_STORED RECORDS_:
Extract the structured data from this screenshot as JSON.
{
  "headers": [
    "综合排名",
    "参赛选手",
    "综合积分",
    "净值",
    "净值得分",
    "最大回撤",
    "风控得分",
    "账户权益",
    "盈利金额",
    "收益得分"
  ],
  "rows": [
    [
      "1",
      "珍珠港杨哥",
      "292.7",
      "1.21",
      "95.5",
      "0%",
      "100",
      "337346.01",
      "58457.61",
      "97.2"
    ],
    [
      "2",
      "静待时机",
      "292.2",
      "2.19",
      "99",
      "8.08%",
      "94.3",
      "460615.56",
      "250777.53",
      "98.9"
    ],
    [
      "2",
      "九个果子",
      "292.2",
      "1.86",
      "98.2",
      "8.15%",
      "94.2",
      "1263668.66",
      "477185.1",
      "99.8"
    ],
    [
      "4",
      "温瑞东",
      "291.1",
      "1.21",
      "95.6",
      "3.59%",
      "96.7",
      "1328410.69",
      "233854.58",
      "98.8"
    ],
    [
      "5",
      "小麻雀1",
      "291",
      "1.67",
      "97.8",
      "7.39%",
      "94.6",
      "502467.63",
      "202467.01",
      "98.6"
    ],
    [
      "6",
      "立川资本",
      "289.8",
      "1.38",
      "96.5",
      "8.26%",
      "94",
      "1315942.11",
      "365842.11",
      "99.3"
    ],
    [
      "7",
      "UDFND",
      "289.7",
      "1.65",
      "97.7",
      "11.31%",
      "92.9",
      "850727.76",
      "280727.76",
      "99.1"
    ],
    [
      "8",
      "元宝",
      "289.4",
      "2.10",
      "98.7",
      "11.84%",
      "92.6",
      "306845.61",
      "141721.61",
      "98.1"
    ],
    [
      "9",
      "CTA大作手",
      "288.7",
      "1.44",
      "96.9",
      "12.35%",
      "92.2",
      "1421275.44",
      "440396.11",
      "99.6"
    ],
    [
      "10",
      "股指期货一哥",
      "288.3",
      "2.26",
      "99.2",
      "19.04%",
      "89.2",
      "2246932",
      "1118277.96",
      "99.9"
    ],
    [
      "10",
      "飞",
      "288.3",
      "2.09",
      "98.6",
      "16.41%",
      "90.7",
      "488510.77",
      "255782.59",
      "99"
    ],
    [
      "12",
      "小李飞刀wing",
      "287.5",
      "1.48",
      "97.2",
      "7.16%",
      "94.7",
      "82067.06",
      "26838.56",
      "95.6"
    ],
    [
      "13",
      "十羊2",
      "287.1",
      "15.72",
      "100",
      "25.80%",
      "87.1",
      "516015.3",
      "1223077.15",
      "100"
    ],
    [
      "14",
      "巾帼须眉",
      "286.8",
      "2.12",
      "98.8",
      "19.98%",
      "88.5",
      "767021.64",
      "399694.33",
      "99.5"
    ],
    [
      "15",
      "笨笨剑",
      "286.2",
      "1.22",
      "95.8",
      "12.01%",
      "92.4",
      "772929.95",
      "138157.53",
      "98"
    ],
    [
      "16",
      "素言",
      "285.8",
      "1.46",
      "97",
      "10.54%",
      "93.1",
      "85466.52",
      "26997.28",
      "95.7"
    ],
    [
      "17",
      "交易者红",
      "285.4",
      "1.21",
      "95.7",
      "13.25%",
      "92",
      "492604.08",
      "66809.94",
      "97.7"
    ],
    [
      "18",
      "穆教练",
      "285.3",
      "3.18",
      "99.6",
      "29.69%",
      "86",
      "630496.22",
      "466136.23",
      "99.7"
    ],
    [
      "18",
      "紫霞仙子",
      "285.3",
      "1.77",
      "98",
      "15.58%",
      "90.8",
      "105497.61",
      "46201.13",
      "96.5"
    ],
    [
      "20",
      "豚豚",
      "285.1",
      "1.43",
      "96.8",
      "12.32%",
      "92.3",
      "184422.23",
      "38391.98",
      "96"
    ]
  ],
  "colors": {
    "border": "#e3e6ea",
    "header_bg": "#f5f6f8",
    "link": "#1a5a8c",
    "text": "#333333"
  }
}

_REQUIRED WORK_: Restate all of the entries above precisely.

_WORKED ANSWER_:
Extract the structured data from this screenshot as JSON.
{
  "headers": [
    "综合排名",
    "参赛选手",
    "综合积分",
    "净值",
    "净值得分",
    "最大回撤",
    "风控得分",
    "账户权益",
    "盈利金额",
    "收益得分"
  ],
  "rows": [
    [
      "1",
      "珍珠港杨哥",
      "292.7",
      "1.21",
      "95.5",
      "0%",
      "100",
      "337346.01",
      "58457.61",
      "97.2"
    ],
    [
      "2",
      "静待时机",
      "292.2",
      "2.19",
      "99",
      "8.08%",
      "94.3",
      "460615.56",
      "250777.53",
      "98.9"
    ],
    [
      "2",
      "九个果子",
      "292.2",
      "1.86",
      "98.2",
      "8.15%",
      "94.2",
      "1263668.66",
      "477185.1",
      "99.8"
    ],
    [
      "4",
      "温瑞东",
      "291.1",
      "1.21",
      "95.6",
      "3.59%",
      "96.7",
      "1328410.69",
      "233854.58",
      "98.8"
    ],
    [
      "5",
      "小麻雀1",
      "291",
      "1.67",
      "97.8",
      "7.39%",
      "94.6",
      "502467.63",
      "202467.01",
      "98.6"
    ],
    [
      "6",
      "立川资本",
      "289.8",
      "1.38",
      "96.5",
      "8.26%",
      "94",
      "1315942.11",
      "365842.11",
      "99.3"
    ],
    [
      "7",
      "UDFND",
      "289.7",
      "1.65",
      "97.7",
      "11.31%",
      "92.9",
      "850727.76",
      "280727.76",
      "99.1"
    ],
    [
      "8",
      "元宝",
      "289.4",
      "2.10",
      "98.7",
      "11.84%",
      "92.6",
      "306845.61",
      "141721.61",
      "98.1"
    ],
    [
      "9",
      "CTA大作手",
      "288.7",
      "1.44",
      "96.9",
      "12.35%",
      "92.2",
      "1421275.44",
      "440396.11",
      "99.6"
    ],
    [
      "10",
      "股指期货一哥",
      "288.3",
      "2.26",
      "99.2",
      "19.04%",
      "89.2",
      "2246932",
      "1118277.96",
      "99.9"
    ],
    [
      "10",
      "飞",
      "288.3",
      "2.09",
      "98.6",
      "16.41%",
      "90.7",
      "488510.77",
      "255782.59",
      "99"
    ],
    [
      "12",
      "小李飞刀wing",
      "287.5",
      "1.48",
      "97.2",
      "7.16%",
      "94.7",
      "82067.06",
      "26838.56",
      "95.6"
    ],
    [
      "13",
      "十羊2",
      "287.1",
      "15.72",
      "100",
      "25.80%",
      "87.1",
      "516015.3",
      "1223077.15",
      "100"
    ],
    [
      "14",
      "巾帼须眉",
      "286.8",
      "2.12",
      "98.8",
      "19.98%",
      "88.5",
      "767021.64",
      "399694.33",
      "99.5"
    ],
    [
      "15",
      "笨笨剑",
      "286.2",
      "1.22",
      "95.8",
      "12.01%",
      "92.4",
      "772929.95",
      "138157.53",
      "98"
    ],
    [
      "16",
      "素言",
      "285.8",
      "1.46",
      "97",
      "10.54%",
      "93.1",
      "85466.52",
      "26997.28",
      "95.7"
    ],
    [
      "17",
      "交易者红",
      "285.4",
      "1.21",
      "95.7",
      "13.25%",
      "92",
      "492604.08",
      "66809.94",
      "97.7"
    ],
    [
      "18",
      "穆教练",
      "285.3",
      "3.18",
      "99.6",
      "29.69%",
      "86",
      "630496.22",
      "466136.23",
      "99.7"
    ],
    [
      "18",
      "紫霞仙子",
      "285.3",
      "1.77",
      "98",
      "15.58%",
      "90.8",
      "105497.61",
      "46201.13",
      "96.5"
    ],
    [
      "20",
      "豚豚",
      "285.1",
      "1.43",
      "96.8",
      "12.32%",
      "92.3",
      "184422.23",
      "38391.98",
      "96"
    ]
  ],
  "colors": {
    "border": "#e3e6ea",
    "header_bg": "#f5f6f8",
    "link": "#1a5a8c",
    "text": "#333333"
  }
}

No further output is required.